Data to process:

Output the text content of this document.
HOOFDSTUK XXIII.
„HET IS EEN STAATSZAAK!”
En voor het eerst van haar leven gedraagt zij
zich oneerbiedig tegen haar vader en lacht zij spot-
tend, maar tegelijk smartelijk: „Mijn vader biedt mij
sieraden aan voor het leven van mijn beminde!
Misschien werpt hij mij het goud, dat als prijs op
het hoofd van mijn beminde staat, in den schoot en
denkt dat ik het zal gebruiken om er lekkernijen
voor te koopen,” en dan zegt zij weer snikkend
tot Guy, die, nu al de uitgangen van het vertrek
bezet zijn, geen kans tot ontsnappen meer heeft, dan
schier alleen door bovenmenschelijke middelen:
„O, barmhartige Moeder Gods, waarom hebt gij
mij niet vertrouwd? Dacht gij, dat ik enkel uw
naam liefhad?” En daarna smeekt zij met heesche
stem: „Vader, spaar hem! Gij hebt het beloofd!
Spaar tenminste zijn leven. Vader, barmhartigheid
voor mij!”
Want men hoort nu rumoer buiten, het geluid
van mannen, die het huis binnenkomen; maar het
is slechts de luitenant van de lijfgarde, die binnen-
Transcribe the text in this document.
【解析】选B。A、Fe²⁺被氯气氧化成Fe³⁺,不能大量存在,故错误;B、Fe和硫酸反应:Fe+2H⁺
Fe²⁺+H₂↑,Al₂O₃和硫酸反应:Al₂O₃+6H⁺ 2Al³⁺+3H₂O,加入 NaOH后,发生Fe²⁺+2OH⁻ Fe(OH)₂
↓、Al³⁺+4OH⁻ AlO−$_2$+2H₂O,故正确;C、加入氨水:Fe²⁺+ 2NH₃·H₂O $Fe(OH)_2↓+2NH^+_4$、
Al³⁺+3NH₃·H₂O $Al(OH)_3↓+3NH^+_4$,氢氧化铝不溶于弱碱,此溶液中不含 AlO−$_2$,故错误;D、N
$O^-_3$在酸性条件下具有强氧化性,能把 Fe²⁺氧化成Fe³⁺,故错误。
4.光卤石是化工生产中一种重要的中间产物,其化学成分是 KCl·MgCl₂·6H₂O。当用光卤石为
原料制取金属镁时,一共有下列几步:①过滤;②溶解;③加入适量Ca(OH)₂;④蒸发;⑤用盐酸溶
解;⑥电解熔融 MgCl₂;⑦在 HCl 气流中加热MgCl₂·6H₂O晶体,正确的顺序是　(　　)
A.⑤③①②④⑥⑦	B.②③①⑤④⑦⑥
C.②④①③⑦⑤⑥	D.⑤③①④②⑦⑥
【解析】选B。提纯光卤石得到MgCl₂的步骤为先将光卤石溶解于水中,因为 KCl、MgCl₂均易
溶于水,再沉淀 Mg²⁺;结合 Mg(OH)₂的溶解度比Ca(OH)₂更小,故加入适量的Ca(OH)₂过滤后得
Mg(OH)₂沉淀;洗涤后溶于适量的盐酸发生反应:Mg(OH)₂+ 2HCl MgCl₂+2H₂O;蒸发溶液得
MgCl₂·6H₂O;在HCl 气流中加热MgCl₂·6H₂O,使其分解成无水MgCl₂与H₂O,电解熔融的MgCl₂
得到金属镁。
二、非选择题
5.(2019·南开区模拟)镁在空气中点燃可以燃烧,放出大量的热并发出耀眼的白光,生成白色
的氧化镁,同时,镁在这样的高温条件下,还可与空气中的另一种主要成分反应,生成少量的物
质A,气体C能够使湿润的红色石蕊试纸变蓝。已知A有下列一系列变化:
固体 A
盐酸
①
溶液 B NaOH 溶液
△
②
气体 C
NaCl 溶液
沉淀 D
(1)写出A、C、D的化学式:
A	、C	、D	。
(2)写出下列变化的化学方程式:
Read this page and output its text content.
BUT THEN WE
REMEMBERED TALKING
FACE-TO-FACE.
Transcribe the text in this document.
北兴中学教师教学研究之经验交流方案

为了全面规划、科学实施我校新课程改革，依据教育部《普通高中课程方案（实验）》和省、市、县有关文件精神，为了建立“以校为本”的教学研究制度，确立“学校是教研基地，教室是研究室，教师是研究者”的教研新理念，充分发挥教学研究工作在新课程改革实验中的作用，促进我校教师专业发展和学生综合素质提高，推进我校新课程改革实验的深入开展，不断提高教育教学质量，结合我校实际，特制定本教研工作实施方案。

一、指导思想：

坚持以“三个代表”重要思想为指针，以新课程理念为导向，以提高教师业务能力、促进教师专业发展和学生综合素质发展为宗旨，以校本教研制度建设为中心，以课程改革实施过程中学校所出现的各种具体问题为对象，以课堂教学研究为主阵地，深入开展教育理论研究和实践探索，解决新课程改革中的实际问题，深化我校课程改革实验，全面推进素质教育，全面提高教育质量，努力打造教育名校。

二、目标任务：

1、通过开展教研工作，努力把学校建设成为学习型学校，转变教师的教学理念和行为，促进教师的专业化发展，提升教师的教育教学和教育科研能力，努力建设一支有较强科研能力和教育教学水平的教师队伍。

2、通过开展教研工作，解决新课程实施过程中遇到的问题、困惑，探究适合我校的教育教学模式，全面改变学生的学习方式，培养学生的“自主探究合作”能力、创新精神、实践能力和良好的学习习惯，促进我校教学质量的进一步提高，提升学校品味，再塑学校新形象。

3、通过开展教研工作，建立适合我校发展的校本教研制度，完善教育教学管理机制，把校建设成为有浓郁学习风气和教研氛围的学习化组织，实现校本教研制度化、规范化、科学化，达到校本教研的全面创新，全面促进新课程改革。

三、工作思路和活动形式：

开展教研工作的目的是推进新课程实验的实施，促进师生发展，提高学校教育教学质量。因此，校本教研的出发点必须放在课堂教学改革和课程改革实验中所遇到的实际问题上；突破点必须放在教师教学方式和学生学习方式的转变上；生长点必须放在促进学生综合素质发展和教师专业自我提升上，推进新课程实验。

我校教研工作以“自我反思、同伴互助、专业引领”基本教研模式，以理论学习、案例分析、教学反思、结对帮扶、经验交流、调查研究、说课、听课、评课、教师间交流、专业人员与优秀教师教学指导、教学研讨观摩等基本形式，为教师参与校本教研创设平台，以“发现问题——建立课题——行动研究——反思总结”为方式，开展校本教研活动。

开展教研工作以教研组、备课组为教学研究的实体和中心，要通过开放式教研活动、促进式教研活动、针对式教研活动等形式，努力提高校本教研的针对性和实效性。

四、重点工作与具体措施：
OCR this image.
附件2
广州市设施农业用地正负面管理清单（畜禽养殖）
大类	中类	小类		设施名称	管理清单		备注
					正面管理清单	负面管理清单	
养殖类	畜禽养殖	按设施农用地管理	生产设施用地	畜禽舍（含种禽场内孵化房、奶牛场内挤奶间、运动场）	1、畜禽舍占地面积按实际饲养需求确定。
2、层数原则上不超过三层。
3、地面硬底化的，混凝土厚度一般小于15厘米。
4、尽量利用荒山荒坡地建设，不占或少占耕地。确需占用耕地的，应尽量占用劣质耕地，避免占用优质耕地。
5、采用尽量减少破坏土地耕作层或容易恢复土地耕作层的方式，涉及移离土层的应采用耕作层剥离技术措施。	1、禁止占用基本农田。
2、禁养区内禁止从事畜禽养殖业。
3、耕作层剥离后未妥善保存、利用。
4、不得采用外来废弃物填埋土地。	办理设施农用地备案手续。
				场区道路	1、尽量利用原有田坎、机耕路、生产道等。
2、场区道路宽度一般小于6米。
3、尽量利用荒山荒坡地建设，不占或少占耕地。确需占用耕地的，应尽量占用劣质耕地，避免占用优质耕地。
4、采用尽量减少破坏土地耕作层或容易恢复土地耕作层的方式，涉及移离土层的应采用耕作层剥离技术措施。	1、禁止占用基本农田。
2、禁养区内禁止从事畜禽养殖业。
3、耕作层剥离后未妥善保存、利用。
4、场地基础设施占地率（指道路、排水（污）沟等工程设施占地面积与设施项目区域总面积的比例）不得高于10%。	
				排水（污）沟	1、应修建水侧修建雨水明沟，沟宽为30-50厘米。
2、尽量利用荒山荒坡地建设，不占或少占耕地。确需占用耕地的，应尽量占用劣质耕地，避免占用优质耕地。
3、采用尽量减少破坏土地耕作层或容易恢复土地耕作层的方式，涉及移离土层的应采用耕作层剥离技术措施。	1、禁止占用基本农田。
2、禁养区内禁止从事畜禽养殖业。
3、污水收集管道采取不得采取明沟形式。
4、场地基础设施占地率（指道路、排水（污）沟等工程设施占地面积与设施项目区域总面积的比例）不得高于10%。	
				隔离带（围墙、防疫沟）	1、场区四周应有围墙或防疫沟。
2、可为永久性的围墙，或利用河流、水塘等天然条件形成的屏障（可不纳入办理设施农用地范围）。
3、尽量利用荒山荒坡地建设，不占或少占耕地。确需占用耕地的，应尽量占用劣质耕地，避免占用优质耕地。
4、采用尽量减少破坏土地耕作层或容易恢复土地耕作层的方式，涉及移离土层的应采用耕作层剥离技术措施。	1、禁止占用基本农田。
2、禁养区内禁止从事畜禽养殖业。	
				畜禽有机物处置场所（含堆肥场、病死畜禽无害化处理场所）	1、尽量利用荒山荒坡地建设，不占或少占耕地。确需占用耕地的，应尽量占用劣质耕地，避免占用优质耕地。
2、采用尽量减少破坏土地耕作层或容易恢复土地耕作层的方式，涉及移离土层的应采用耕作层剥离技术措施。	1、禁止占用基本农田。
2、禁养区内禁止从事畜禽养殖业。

The problem: List each line in the listing that contains the string "maar".

Solution to the problem:
tend, maar tegelijk smartelijk: „Mijn vader biedt mij
van mannen, die het huis binnenkomen; maar het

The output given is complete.